[start Exercise inputs]

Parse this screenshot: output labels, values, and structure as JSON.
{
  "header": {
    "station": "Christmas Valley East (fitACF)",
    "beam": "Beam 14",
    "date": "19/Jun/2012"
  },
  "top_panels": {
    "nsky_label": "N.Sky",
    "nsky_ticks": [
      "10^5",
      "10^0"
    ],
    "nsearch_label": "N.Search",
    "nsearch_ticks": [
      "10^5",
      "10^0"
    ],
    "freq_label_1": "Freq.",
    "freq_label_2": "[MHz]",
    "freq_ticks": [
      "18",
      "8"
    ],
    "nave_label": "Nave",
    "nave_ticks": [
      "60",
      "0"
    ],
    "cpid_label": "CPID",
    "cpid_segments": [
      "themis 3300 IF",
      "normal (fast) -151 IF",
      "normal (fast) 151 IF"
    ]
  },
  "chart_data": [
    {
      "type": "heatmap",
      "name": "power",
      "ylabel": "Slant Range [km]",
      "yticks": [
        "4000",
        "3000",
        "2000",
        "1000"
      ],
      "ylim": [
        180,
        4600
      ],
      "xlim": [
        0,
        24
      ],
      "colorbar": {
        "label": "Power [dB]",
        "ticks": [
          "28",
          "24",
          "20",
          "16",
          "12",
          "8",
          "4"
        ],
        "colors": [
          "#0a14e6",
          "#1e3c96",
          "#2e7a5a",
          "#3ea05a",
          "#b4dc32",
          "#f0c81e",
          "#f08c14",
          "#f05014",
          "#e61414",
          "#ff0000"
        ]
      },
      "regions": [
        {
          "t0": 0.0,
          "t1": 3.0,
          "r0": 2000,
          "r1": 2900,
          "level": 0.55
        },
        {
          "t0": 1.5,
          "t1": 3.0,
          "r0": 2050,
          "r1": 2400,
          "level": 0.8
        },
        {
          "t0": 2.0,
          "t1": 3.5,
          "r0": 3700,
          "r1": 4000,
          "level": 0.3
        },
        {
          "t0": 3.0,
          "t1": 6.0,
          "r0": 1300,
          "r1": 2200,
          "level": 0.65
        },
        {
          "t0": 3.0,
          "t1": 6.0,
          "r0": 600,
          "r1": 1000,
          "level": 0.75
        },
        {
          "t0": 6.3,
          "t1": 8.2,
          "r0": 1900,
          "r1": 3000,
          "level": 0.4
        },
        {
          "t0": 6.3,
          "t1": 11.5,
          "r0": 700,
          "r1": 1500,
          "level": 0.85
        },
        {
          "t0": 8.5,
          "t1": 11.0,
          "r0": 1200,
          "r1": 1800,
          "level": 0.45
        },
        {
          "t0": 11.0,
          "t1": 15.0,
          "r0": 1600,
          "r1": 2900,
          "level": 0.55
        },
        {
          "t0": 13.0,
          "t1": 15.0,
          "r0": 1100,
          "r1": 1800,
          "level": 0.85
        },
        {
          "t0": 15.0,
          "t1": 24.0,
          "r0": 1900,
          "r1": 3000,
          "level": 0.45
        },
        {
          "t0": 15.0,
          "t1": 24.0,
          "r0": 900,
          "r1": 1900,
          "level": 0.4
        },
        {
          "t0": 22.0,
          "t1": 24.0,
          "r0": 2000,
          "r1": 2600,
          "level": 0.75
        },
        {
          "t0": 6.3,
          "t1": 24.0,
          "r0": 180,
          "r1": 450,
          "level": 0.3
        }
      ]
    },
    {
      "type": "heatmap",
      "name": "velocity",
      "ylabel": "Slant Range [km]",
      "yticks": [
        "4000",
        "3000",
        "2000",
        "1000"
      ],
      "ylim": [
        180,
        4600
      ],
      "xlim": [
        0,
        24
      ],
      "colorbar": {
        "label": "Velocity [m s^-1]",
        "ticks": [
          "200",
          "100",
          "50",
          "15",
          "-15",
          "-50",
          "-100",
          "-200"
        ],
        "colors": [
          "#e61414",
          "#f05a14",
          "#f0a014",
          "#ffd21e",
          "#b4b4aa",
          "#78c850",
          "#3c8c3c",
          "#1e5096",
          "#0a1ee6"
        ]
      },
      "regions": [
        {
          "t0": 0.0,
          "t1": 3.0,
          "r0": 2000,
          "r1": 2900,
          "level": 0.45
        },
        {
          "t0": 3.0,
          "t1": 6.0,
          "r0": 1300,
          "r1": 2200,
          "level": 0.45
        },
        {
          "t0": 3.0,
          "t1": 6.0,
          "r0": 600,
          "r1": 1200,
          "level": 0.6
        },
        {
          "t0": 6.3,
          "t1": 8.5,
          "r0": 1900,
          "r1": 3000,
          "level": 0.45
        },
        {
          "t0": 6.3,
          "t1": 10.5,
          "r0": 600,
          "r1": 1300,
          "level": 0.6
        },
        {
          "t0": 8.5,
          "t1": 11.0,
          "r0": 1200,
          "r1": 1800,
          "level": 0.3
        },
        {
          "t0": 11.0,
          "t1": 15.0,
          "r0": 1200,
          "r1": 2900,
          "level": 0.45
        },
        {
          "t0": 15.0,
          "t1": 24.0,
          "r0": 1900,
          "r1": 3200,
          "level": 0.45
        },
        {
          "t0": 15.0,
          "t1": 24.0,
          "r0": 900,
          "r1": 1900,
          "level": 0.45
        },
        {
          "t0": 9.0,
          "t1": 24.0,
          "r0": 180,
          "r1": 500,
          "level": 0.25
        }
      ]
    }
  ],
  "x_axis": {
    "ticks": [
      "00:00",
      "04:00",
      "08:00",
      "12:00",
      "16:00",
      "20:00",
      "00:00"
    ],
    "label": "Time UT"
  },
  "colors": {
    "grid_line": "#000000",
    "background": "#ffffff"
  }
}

[end Exercise inputs]

**What you need to do:** Retype every entry above, word for word.

**Solution below:**
Parse this screenshot: output labels, values, and structure as JSON.
{
  "header": {
    "station": "Christmas Valley East (fitACF)",
    "beam": "Beam 14",
    "date": "19/Jun/2012"
  },
  "top_panels": {
    "nsky_label": "N.Sky",
    "nsky_ticks": [
      "10^5",
      "10^0"
    ],
    "nsearch_label": "N.Search",
    "nsearch_ticks": [
      "10^5",
      "10^0"
    ],
    "freq_label_1": "Freq.",
    "freq_label_2": "[MHz]",
    "freq_ticks": [
      "18",
      "8"
    ],
    "nave_label": "Nave",
    "nave_ticks": [
      "60",
      "0"
    ],
    "cpid_label": "CPID",
    "cpid_segments": [
      "themis 3300 IF",
      "normal (fast) -151 IF",
      "normal (fast) 151 IF"
    ]
  },
  "chart_data": [
    {
      "type": "heatmap",
      "name": "power",
      "ylabel": "Slant Range [km]",
      "yticks": [
        "4000",
        "3000",
        "2000",
        "1000"
      ],
      "ylim": [
        180,
        4600
      ],
      "xlim": [
        0,
        24
      ],
      "colorbar": {
        "label": "Power [dB]",
        "ticks": [
          "28",
          "24",
          "20",
          "16",
          "12",
          "8",
          "4"
        ],
        "colors": [
          "#0a14e6",
          "#1e3c96",
          "#2e7a5a",
          "#3ea05a",
          "#b4dc32",
          "#f0c81e",
          "#f08c14",
          "#f05014",
          "#e61414",
          "#ff0000"
        ]
      },
      "regions": [
        {
          "t0": 0.0,
          "t1": 3.0,
          "r0": 2000,
          "r1": 2900,
          "level": 0.55
        },
        {
          "t0": 1.5,
          "t1": 3.0,
          "r0": 2050,
          "r1": 2400,
          "level": 0.8
        },
        {
          "t0": 2.0,
          "t1": 3.5,
          "r0": 3700,
          "r1": 4000,
          "level": 0.3
        },
        {
          "t0": 3.0,
          "t1": 6.0,
          "r0": 1300,
          "r1": 2200,
          "level": 0.65
        },
        {
          "t0": 3.0,
          "t1": 6.0,
          "r0": 600,
          "r1": 1000,
          "level": 0.75
        },
        {
          "t0": 6.3,
          "t1": 8.2,
          "r0": 1900,
          "r1": 3000,
          "level": 0.4
        },
        {
          "t0": 6.3,
          "t1": 11.5,
          "r0": 700,
          "r1": 1500,
          "level": 0.85
        },
        {
          "t0": 8.5,
          "t1": 11.0,
          "r0": 1200,
          "r1": 1800,
          "level": 0.45
        },
        {
          "t0": 11.0,
          "t1": 15.0,
          "r0": 1600,
          "r1": 2900,
          "level": 0.55
        },
        {
          "t0": 13.0,
          "t1": 15.0,
          "r0": 1100,
          "r1": 1800,
          "level": 0.85
        },
        {
          "t0": 15.0,
          "t1": 24.0,
          "r0": 1900,
          "r1": 3000,
          "level": 0.45
        },
        {
          "t0": 15.0,
          "t1": 24.0,
          "r0": 900,
          "r1": 1900,
          "level": 0.4
        },
        {
          "t0": 22.0,
          "t1": 24.0,
          "r0": 2000,
          "r1": 2600,
          "level": 0.75
        },
        {
          "t0": 6.3,
          "t1": 24.0,
          "r0": 180,
          "r1": 450,
          "level": 0.3
        }
      ]
    },
    {
      "type": "heatmap",
      "name": "velocity",
      "ylabel": "Slant Range [km]",
      "yticks": [
        "4000",
        "3000",
        "2000",
        "1000"
      ],
      "ylim": [
        180,
        4600
      ],
      "xlim": [
        0,
        24
      ],
      "colorbar": {
        "label": "Velocity [m s^-1]",
        "ticks": [
          "200",
          "100",
          "50",
          "15",
          "-15",
          "-50",
          "-100",
          "-200"
        ],
        "colors": [
          "#e61414",
          "#f05a14",
          "#f0a014",
          "#ffd21e",
          "#b4b4aa",
          "#78c850",
          "#3c8c3c",
          "#1e5096",
          "#0a1ee6"
        ]
      },
      "regions": [
        {
          "t0": 0.0,
          "t1": 3.0,
          "r0": 2000,
          "r1": 2900,
          "level": 0.45
        },
        {
          "t0": 3.0,
          "t1": 6.0,
          "r0": 1300,
          "r1": 2200,
          "level": 0.45
        },
        {
          "t0": 3.0,
          "t1": 6.0,
          "r0": 600,
          "r1": 1200,
          "level": 0.6
        },
        {
          "t0": 6.3,
          "t1": 8.5,
          "r0": 1900,
          "r1": 3000,
          "level": 0.45
        },
        {
          "t0": 6.3,
          "t1": 10.5,
          "r0": 600,
          "r1": 1300,
          "level": 0.6
        },
        {
          "t0": 8.5,
          "t1": 11.0,
          "r0": 1200,
          "r1": 1800,
          "level": 0.3
        },
        {
          "t0": 11.0,
          "t1": 15.0,
          "r0": 1200,
          "r1": 2900,
          "level": 0.45
        },
        {
          "t0": 15.0,
          "t1": 24.0,
          "r0": 1900,
          "r1": 3200,
          "level": 0.45
        },
        {
          "t0": 15.0,
          "t1": 24.0,
          "r0": 900,
          "r1": 1900,
          "level": 0.45
        },
        {
          "t0": 9.0,
          "t1": 24.0,
          "r0": 180,
          "r1": 500,
          "level": 0.25
        }
      ]
    }
  ],
  "x_axis": {
    "ticks": [
      "00:00",
      "04:00",
      "08:00",
      "12:00",
      "16:00",
      "20:00",
      "00:00"
    ],
    "label": "Time UT"
  },
  "colors": {
    "grid_line": "#000000",
    "background": "#ffffff"
  }
}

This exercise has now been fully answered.